Task to carry out: Give the entries again, word for word.

Exercise material:
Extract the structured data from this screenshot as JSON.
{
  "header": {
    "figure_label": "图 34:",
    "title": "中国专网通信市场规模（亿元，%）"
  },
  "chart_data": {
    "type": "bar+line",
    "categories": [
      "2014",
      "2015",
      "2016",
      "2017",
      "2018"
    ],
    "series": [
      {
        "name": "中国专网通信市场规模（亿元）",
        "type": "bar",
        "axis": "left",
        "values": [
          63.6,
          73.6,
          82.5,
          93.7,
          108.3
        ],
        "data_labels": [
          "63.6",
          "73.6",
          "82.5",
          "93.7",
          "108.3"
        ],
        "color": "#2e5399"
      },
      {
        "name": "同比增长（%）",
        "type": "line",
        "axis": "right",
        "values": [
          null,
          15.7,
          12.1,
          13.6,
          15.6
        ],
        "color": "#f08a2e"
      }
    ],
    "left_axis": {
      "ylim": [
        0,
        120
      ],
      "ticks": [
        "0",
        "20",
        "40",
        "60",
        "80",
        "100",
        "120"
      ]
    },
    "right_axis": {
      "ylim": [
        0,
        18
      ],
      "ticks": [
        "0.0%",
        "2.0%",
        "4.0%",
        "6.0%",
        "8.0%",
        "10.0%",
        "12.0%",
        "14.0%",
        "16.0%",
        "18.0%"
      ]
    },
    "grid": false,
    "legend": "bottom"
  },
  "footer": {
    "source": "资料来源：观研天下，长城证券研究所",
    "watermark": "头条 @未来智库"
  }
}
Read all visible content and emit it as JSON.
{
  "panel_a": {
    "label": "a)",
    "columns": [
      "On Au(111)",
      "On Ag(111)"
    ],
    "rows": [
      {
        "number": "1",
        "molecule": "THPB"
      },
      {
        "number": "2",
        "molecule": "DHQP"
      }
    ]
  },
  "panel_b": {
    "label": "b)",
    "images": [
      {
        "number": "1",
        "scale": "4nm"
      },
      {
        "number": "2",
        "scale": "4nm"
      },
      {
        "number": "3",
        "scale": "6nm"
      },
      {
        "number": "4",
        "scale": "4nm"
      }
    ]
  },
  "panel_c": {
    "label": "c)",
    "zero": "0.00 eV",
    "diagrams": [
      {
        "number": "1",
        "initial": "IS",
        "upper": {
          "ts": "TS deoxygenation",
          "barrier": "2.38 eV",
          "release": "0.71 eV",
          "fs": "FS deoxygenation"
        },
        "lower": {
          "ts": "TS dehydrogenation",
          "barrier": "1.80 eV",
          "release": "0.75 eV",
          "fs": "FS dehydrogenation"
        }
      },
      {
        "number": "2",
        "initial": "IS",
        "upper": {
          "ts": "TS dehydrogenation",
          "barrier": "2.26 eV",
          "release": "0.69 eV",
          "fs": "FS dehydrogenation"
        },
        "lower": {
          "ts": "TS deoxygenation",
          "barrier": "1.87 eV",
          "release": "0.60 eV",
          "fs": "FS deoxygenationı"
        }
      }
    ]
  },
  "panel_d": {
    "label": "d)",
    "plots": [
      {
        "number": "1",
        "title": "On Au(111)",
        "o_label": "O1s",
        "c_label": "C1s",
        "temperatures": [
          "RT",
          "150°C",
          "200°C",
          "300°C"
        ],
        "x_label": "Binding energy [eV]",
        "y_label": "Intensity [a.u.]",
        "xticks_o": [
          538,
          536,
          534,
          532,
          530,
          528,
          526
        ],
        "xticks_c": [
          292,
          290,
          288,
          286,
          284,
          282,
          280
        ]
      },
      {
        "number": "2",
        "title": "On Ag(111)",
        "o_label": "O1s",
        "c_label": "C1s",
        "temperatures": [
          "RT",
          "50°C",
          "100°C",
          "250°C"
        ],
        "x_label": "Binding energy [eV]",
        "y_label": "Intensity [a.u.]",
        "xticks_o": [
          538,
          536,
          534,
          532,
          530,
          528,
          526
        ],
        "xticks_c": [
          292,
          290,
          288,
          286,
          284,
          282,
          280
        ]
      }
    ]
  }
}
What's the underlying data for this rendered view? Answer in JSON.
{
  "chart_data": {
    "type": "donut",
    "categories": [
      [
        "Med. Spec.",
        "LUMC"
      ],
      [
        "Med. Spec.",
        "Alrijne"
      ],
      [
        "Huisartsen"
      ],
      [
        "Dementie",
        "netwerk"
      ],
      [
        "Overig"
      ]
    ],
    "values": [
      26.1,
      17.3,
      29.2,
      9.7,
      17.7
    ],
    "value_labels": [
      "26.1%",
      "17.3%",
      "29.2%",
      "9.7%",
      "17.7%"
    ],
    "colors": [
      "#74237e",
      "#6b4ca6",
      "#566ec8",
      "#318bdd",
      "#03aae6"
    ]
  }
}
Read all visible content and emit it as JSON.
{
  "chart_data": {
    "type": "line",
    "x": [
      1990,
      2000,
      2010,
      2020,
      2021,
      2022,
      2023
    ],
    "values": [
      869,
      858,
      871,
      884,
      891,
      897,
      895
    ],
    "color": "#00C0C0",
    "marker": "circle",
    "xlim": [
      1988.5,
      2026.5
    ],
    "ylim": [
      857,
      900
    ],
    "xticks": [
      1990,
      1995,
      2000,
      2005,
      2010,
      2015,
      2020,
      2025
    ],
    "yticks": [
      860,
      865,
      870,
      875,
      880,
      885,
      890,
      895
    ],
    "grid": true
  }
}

Completed task:
Extract the structured data from this screenshot as JSON.
{
  "header": {
    "figure_label": "图 34:",
    "title": "中国专网通信市场规模（亿元，%）"
  },
  "chart_data": {
    "type": "bar+line",
    "categories": [
      "2014",
      "2015",
      "2016",
      "2017",
      "2018"
    ],
    "series": [
      {
        "name": "中国专网通信市场规模（亿元）",
        "type": "bar",
        "axis": "left",
        "values": [
          63.6,
          73.6,
          82.5,
          93.7,
          108.3
        ],
        "data_labels": [
          "63.6",
          "73.6",
          "82.5",
          "93.7",
          "108.3"
        ],
        "color": "#2e5399"
      },
      {
        "name": "同比增长（%）",
        "type": "line",
        "axis": "right",
        "values": [
          null,
          15.7,
          12.1,
          13.6,
          15.6
        ],
        "color": "#f08a2e"
      }
    ],
    "left_axis": {
      "ylim": [
        0,
        120
      ],
      "ticks": [
        "0",
        "20",
        "40",
        "60",
        "80",
        "100",
        "120"
      ]
    },
    "right_axis": {
      "ylim": [
        0,
        18
      ],
      "ticks": [
        "0.0%",
        "2.0%",
        "4.0%",
        "6.0%",
        "8.0%",
        "10.0%",
        "12.0%",
        "14.0%",
        "16.0%",
        "18.0%"
      ]
    },
    "grid": false,
    "legend": "bottom"
  },
  "footer": {
    "source": "资料来源：观研天下，长城证券研究所",
    "watermark": "头条 @未来智库"
  }
}
Read all visible content and emit it as JSON.
{
  "panel_a": {
    "label": "a)",
    "columns": [
      "On Au(111)",
      "On Ag(111)"
    ],
    "rows": [
      {
        "number": "1",
        "molecule": "THPB"
      },
      {
        "number": "2",
        "molecule": "DHQP"
      }
    ]
  },
  "panel_b": {
    "label": "b)",
    "images": [
      {
        "number": "1",
        "scale": "4nm"
      },
      {
        "number": "2",
        "scale": "4nm"
      },
      {
        "number": "3",
        "scale": "6nm"
      },
      {
        "number": "4",
        "scale": "4nm"
      }
    ]
  },
  "panel_c": {
    "label": "c)",
    "zero": "0.00 eV",
    "diagrams": [
      {
        "number": "1",
        "initial": "IS",
        "upper": {
          "ts": "TS deoxygenation",
          "barrier": "2.38 eV",
          "release": "0.71 eV",
          "fs": "FS deoxygenation"
        },
        "lower": {
          "ts": "TS dehydrogenation",
          "barrier": "1.80 eV",
          "release": "0.75 eV",
          "fs": "FS dehydrogenation"
        }
      },
      {
        "number": "2",
        "initial": "IS",
        "upper": {
          "ts": "TS dehydrogenation",
          "barrier": "2.26 eV",
          "release": "0.69 eV",
          "fs": "FS dehydrogenation"
        },
        "lower": {
          "ts": "TS deoxygenation",
          "barrier": "1.87 eV",
          "release": "0.60 eV",
          "fs": "FS deoxygenationı"
        }
      }
    ]
  },
  "panel_d": {
    "label": "d)",
    "plots": [
      {
        "number": "1",
        "title": "On Au(111)",
        "o_label": "O1s",
        "c_label": "C1s",
        "temperatures": [
          "RT",
          "150°C",
          "200°C",
          "300°C"
        ],
        "x_label": "Binding energy [eV]",
        "y_label": "Intensity [a.u.]",
        "xticks_o": [
          538,
          536,
          534,
          532,
          530,
          528,
          526
        ],
        "xticks_c": [
          292,
          290,
          288,
          286,
          284,
          282,
          280
        ]
      },
      {
        "number": "2",
        "title": "On Ag(111)",
        "o_label": "O1s",
        "c_label": "C1s",
        "temperatures": [
          "RT",
          "50°C",
          "100°C",
          "250°C"
        ],
        "x_label": "Binding energy [eV]",
        "y_label": "Intensity [a.u.]",
        "xticks_o": [
          538,
          536,
          534,
          532,
          530,
          528,
          526
        ],
        "xticks_c": [
          292,
          290,
          288,
          286,
          284,
          282,
          280
        ]
      }
    ]
  }
}
What's the underlying data for this rendered view? Answer in JSON.
{
  "chart_data": {
    "type": "donut",
    "categories": [
      [
        "Med. Spec.",
        "LUMC"
      ],
      [
        "Med. Spec.",
        "Alrijne"
      ],
      [
        "Huisartsen"
      ],
      [
        "Dementie",
        "netwerk"
      ],
      [
        "Overig"
      ]
    ],
    "values": [
      26.1,
      17.3,
      29.2,
      9.7,
      17.7
    ],
    "value_labels": [
      "26.1%",
      "17.3%",
      "29.2%",
      "9.7%",
      "17.7%"
    ],
    "colors": [
      "#74237e",
      "#6b4ca6",
      "#566ec8",
      "#318bdd",
      "#03aae6"
    ]
  }
}
Read all visible content and emit it as JSON.
{
  "chart_data": {
    "type": "line",
    "x": [
      1990,
      2000,
      2010,
      2020,
      2021,
      2022,
      2023
    ],
    "values": [
      869,
      858,
      871,
      884,
      891,
      897,
      895
    ],
    "color": "#00C0C0",
    "marker": "circle",
    "xlim": [
      1988.5,
      2026.5
    ],
    "ylim": [
      857,
      900
    ],
    "xticks": [
      1990,
      1995,
      2000,
      2005,
      2010,
      2015,
      2020,
      2025
    ],
    "yticks": [
      860,
      865,
      870,
      875,
      880,
      885,
      890,
      895
    ],
    "grid": true
  }
}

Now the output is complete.